__What is expected__: Each entry must be given again exactly; images do not belong in the copy.

Data entries for graphics:
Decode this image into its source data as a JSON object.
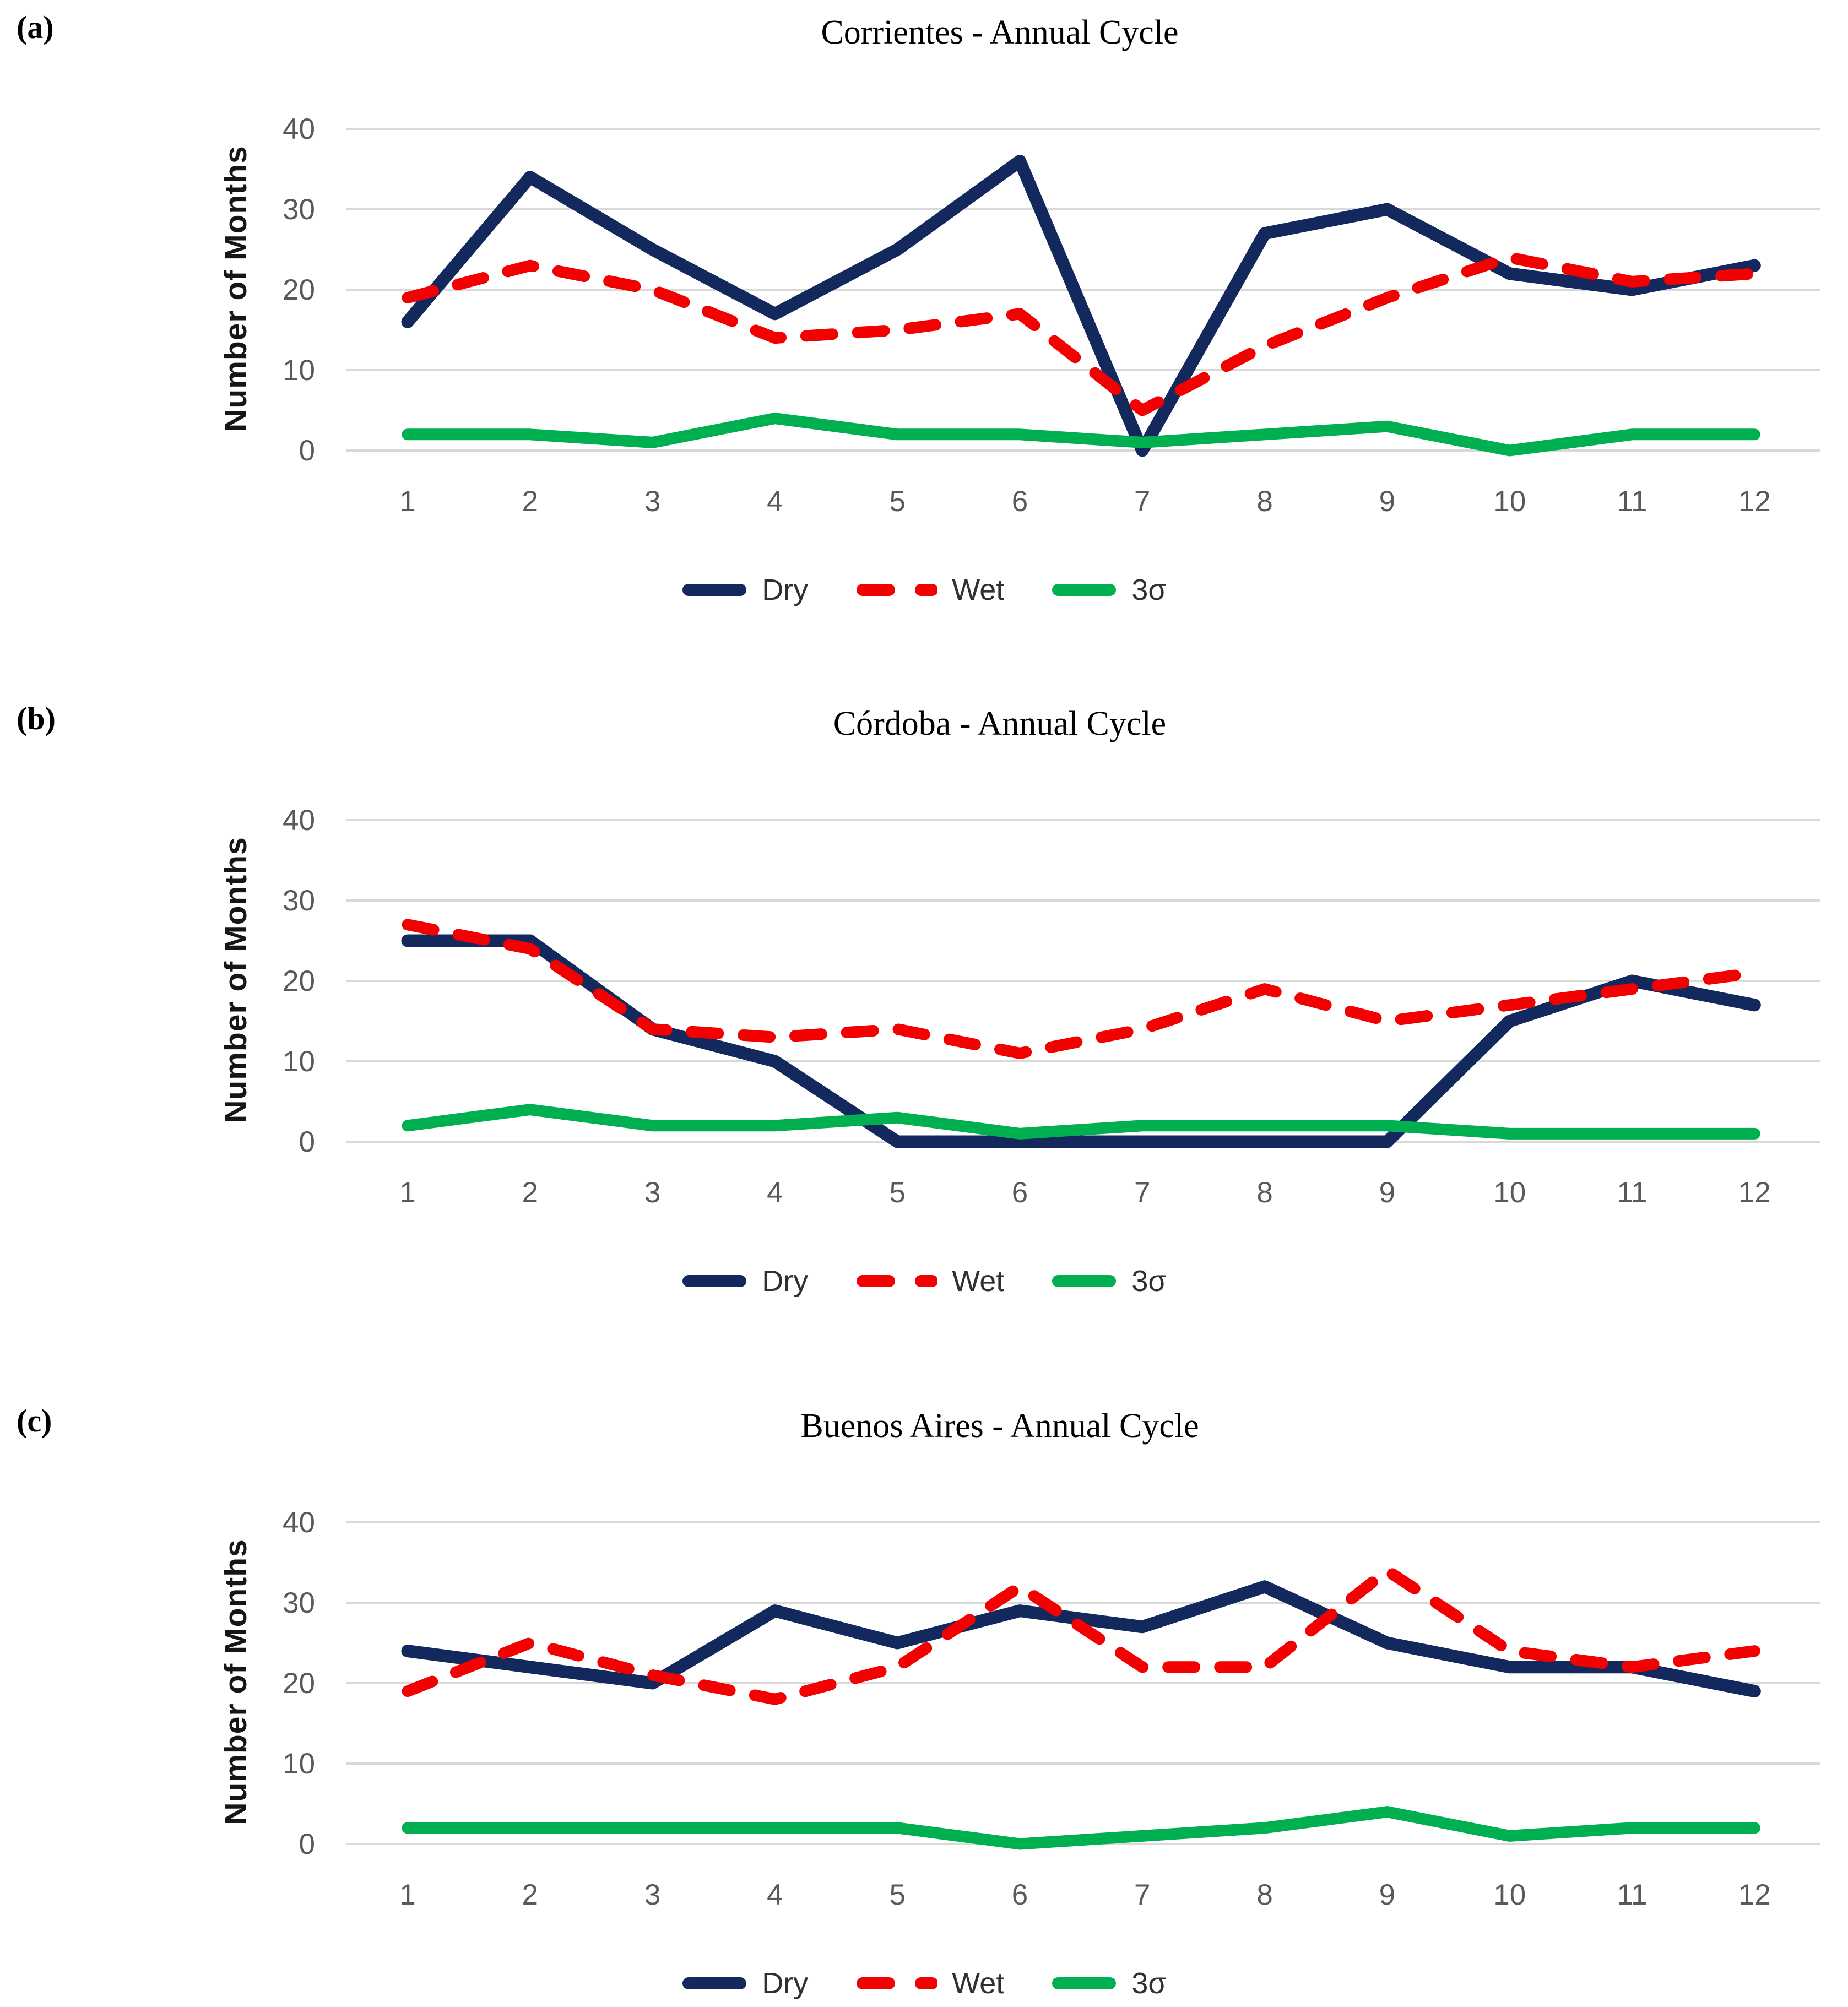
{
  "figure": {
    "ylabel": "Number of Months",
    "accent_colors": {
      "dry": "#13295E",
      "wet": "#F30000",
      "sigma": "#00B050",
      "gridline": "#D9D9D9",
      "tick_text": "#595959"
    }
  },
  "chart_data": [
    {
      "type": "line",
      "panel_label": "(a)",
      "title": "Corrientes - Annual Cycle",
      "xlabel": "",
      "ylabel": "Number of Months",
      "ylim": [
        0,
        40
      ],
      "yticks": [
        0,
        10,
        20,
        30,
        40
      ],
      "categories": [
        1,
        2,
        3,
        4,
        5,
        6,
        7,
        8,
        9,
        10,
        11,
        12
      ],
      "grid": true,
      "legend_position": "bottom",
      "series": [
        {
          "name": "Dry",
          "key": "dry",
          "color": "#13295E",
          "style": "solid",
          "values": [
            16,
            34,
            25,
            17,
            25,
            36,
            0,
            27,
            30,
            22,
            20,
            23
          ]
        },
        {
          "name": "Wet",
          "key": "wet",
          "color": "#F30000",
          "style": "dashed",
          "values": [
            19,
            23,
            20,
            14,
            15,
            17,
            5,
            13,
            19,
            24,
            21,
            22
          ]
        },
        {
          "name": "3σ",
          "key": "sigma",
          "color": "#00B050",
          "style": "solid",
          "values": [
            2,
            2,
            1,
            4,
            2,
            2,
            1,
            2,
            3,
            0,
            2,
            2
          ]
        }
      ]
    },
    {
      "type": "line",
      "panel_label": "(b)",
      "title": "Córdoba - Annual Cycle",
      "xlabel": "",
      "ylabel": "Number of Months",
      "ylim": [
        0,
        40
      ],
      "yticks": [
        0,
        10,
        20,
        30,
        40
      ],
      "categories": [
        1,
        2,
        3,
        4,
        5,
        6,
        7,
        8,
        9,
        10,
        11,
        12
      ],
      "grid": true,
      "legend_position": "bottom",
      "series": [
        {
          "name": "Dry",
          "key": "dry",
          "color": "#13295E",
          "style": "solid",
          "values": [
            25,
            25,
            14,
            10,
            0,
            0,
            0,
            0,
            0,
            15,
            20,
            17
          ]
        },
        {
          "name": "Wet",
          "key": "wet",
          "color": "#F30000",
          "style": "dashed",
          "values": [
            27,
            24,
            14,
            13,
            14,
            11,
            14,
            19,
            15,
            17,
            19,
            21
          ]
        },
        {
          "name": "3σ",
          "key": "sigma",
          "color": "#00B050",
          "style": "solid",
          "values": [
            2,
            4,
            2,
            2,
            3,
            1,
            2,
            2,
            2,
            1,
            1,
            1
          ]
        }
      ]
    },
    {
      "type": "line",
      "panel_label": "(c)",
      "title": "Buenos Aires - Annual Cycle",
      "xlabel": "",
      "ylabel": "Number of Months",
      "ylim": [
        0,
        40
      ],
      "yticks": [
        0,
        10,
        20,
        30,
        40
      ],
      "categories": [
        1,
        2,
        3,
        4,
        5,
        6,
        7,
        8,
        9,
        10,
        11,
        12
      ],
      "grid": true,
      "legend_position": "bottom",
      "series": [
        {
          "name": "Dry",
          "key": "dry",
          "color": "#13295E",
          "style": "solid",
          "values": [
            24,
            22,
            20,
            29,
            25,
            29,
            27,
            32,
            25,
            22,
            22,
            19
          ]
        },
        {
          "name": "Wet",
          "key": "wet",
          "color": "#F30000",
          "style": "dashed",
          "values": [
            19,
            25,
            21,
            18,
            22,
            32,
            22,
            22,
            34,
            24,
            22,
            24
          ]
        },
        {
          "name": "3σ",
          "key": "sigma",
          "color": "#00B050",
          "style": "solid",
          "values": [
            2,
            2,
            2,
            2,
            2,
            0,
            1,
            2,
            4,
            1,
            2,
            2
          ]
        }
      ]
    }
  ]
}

__Complete answer__:
Decode this image into its source data as a JSON object.
{
  "figure": {
    "ylabel": "Number of Months",
    "accent_colors": {
      "dry": "#13295E",
      "wet": "#F30000",
      "sigma": "#00B050",
      "gridline": "#D9D9D9",
      "tick_text": "#595959"
    }
  },
  "chart_data": [
    {
      "type": "line",
      "panel_label": "(a)",
      "title": "Corrientes - Annual Cycle",
      "xlabel": "",
      "ylabel": "Number of Months",
      "ylim": [
        0,
        40
      ],
      "yticks": [
        0,
        10,
        20,
        30,
        40
      ],
      "categories": [
        1,
        2,
        3,
        4,
        5,
        6,
        7,
        8,
        9,
        10,
        11,
        12
      ],
      "grid": true,
      "legend_position": "bottom",
      "series": [
        {
          "name": "Dry",
          "key": "dry",
          "color": "#13295E",
          "style": "solid",
          "values": [
            16,
            34,
            25,
            17,
            25,
            36,
            0,
            27,
            30,
            22,
            20,
            23
          ]
        },
        {
          "name": "Wet",
          "key": "wet",
          "color": "#F30000",
          "style": "dashed",
          "values": [
            19,
            23,
            20,
            14,
            15,
            17,
            5,
            13,
            19,
            24,
            21,
            22
          ]
        },
        {
          "name": "3σ",
          "key": "sigma",
          "color": "#00B050",
          "style": "solid",
          "values": [
            2,
            2,
            1,
            4,
            2,
            2,
            1,
            2,
            3,
            0,
            2,
            2
          ]
        }
      ]
    },
    {
      "type": "line",
      "panel_label": "(b)",
      "title": "Córdoba - Annual Cycle",
      "xlabel": "",
      "ylabel": "Number of Months",
      "ylim": [
        0,
        40
      ],
      "yticks": [
        0,
        10,
        20,
        30,
        40
      ],
      "categories": [
        1,
        2,
        3,
        4,
        5,
        6,
        7,
        8,
        9,
        10,
        11,
        12
      ],
      "grid": true,
      "legend_position": "bottom",
      "series": [
        {
          "name": "Dry",
          "key": "dry",
          "color": "#13295E",
          "style": "solid",
          "values": [
            25,
            25,
            14,
            10,
            0,
            0,
            0,
            0,
            0,
            15,
            20,
            17
          ]
        },
        {
          "name": "Wet",
          "key": "wet",
          "color": "#F30000",
          "style": "dashed",
          "values": [
            27,
            24,
            14,
            13,
            14,
            11,
            14,
            19,
            15,
            17,
            19,
            21
          ]
        },
        {
          "name": "3σ",
          "key": "sigma",
          "color": "#00B050",
          "style": "solid",
          "values": [
            2,
            4,
            2,
            2,
            3,
            1,
            2,
            2,
            2,
            1,
            1,
            1
          ]
        }
      ]
    },
    {
      "type": "line",
      "panel_label": "(c)",
      "title": "Buenos Aires - Annual Cycle",
      "xlabel": "",
      "ylabel": "Number of Months",
      "ylim": [
        0,
        40
      ],
      "yticks": [
        0,
        10,
        20,
        30,
        40
      ],
      "categories": [
        1,
        2,
        3,
        4,
        5,
        6,
        7,
        8,
        9,
        10,
        11,
        12
      ],
      "grid": true,
      "legend_position": "bottom",
      "series": [
        {
          "name": "Dry",
          "key": "dry",
          "color": "#13295E",
          "style": "solid",
          "values": [
            24,
            22,
            20,
            29,
            25,
            29,
            27,
            32,
            25,
            22,
            22,
            19
          ]
        },
        {
          "name": "Wet",
          "key": "wet",
          "color": "#F30000",
          "style": "dashed",
          "values": [
            19,
            25,
            21,
            18,
            22,
            32,
            22,
            22,
            34,
            24,
            22,
            24
          ]
        },
        {
          "name": "3σ",
          "key": "sigma",
          "color": "#00B050",
          "style": "solid",
          "values": [
            2,
            2,
            2,
            2,
            2,
            0,
            1,
            2,
            4,
            1,
            2,
            2
          ]
        }
      ]
    }
  ]
}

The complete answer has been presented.